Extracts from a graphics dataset
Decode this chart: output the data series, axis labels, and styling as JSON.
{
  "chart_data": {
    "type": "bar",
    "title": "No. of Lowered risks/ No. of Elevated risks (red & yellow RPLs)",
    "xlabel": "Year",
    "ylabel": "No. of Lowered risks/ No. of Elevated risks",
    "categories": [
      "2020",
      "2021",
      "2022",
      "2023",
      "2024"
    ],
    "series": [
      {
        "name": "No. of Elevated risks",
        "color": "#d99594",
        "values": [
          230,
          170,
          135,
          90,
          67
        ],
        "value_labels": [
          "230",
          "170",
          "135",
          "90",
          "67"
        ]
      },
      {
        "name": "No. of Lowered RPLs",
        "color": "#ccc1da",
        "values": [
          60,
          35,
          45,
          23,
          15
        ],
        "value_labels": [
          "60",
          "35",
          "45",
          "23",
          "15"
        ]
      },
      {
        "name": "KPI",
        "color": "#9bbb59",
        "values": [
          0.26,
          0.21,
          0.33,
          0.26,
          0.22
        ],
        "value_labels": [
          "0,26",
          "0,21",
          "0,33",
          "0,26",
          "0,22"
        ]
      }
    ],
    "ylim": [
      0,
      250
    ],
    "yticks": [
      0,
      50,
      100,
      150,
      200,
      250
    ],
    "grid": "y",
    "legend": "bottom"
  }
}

_Goal of the exercise_
Repeat the entries exactly, all of them.

_Solution to the problem_
Decode this chart: output the data series, axis labels, and styling as JSON.
{
  "chart_data": {
    "type": "bar",
    "title": "No. of Lowered risks/ No. of Elevated risks (red & yellow RPLs)",
    "xlabel": "Year",
    "ylabel": "No. of Lowered risks/ No. of Elevated risks",
    "categories": [
      "2020",
      "2021",
      "2022",
      "2023",
      "2024"
    ],
    "series": [
      {
        "name": "No. of Elevated risks",
        "color": "#d99594",
        "values": [
          230,
          170,
          135,
          90,
          67
        ],
        "value_labels": [
          "230",
          "170",
          "135",
          "90",
          "67"
        ]
      },
      {
        "name": "No. of Lowered RPLs",
        "color": "#ccc1da",
        "values": [
          60,
          35,
          45,
          23,
          15
        ],
        "value_labels": [
          "60",
          "35",
          "45",
          "23",
          "15"
        ]
      },
      {
        "name": "KPI",
        "color": "#9bbb59",
        "values": [
          0.26,
          0.21,
          0.33,
          0.26,
          0.22
        ],
        "value_labels": [
          "0,26",
          "0,21",
          "0,33",
          "0,26",
          "0,22"
        ]
      }
    ],
    "ylim": [
      0,
      250
    ],
    "yticks": [
      0,
      50,
      100,
      150,
      200,
      250
    ],
    "grid": "y",
    "legend": "bottom"
  }
}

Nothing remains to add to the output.